» Instruction:
Copy verbatim the rows from the very first line down to and including the line that contains "top-y-tick-exponent: -9 <box>103", and nothing else.

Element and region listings

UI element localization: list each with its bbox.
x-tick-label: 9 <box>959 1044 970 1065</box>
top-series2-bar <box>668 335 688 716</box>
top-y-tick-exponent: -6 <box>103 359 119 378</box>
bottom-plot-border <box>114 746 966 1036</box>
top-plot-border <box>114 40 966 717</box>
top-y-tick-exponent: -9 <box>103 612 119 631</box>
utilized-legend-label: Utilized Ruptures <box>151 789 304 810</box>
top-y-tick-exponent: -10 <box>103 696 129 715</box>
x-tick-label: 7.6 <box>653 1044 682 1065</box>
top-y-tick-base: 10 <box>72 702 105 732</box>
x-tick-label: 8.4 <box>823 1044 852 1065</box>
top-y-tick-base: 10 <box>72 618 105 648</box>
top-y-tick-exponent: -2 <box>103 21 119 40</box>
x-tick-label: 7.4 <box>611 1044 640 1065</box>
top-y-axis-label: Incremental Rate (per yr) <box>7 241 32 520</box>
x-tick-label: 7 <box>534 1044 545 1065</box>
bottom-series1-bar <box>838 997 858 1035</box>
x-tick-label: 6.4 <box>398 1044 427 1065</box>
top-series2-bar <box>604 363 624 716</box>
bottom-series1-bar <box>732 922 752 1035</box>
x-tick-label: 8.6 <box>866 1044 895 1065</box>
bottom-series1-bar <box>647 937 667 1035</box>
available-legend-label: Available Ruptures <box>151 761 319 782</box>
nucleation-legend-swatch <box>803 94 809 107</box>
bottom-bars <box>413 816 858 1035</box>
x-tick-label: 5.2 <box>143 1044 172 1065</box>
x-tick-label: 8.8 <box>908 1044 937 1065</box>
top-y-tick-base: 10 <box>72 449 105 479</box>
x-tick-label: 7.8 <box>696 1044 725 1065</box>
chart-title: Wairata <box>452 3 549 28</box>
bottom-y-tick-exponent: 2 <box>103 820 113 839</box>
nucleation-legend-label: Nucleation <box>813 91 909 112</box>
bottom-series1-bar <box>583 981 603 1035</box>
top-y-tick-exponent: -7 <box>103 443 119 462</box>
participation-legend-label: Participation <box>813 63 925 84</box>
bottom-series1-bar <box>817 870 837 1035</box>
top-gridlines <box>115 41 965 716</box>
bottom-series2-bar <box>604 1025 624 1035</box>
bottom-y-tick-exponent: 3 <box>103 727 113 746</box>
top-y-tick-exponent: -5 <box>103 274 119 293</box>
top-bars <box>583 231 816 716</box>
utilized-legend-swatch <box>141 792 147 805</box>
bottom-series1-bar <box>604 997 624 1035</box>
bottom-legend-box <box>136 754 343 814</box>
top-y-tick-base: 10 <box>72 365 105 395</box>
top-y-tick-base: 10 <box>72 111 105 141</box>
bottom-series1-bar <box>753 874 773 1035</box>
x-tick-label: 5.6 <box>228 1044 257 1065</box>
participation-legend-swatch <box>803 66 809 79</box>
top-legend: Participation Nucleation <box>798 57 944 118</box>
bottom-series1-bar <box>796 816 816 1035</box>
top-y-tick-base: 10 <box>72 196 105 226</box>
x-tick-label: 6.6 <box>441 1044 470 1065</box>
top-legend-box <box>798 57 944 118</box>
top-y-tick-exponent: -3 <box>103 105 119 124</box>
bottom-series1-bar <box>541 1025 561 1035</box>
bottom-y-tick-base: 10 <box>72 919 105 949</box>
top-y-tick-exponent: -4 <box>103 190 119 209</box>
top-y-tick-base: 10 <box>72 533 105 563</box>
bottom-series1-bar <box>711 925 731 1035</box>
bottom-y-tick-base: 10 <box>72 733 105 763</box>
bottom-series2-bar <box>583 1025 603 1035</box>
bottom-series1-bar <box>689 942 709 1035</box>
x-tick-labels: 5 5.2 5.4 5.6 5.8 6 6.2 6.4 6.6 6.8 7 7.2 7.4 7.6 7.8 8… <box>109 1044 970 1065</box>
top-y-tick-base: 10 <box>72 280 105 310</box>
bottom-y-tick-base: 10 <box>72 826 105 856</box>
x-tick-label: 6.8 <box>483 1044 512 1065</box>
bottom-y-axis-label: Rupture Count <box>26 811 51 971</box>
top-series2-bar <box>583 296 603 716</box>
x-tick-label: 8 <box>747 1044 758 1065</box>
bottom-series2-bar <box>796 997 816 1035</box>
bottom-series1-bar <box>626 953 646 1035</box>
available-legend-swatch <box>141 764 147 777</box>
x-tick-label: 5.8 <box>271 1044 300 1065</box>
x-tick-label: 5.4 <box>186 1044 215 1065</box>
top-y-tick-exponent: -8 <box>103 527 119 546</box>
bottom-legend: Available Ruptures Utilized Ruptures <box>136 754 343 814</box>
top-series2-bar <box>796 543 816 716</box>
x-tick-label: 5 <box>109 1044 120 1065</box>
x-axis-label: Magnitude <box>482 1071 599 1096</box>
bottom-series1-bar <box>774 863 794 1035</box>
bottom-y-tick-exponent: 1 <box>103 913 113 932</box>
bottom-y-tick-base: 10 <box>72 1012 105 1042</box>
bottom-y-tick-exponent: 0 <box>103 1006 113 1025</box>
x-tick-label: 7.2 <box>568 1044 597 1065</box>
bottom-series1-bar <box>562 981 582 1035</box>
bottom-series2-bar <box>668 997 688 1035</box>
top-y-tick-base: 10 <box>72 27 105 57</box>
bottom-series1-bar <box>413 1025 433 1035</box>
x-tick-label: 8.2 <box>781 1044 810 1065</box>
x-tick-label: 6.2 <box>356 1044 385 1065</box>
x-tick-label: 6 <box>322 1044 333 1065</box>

» Full answer:
UI element localization: list each with its bbox.
x-tick-label: 9 <box>959 1044 970 1065</box>
top-series2-bar <box>668 335 688 716</box>
top-y-tick-exponent: -6 <box>103 359 119 378</box>
bottom-plot-border <box>114 746 966 1036</box>
top-plot-border <box>114 40 966 717</box>
top-y-tick-exponent: -9 <box>103 612 119 631</box>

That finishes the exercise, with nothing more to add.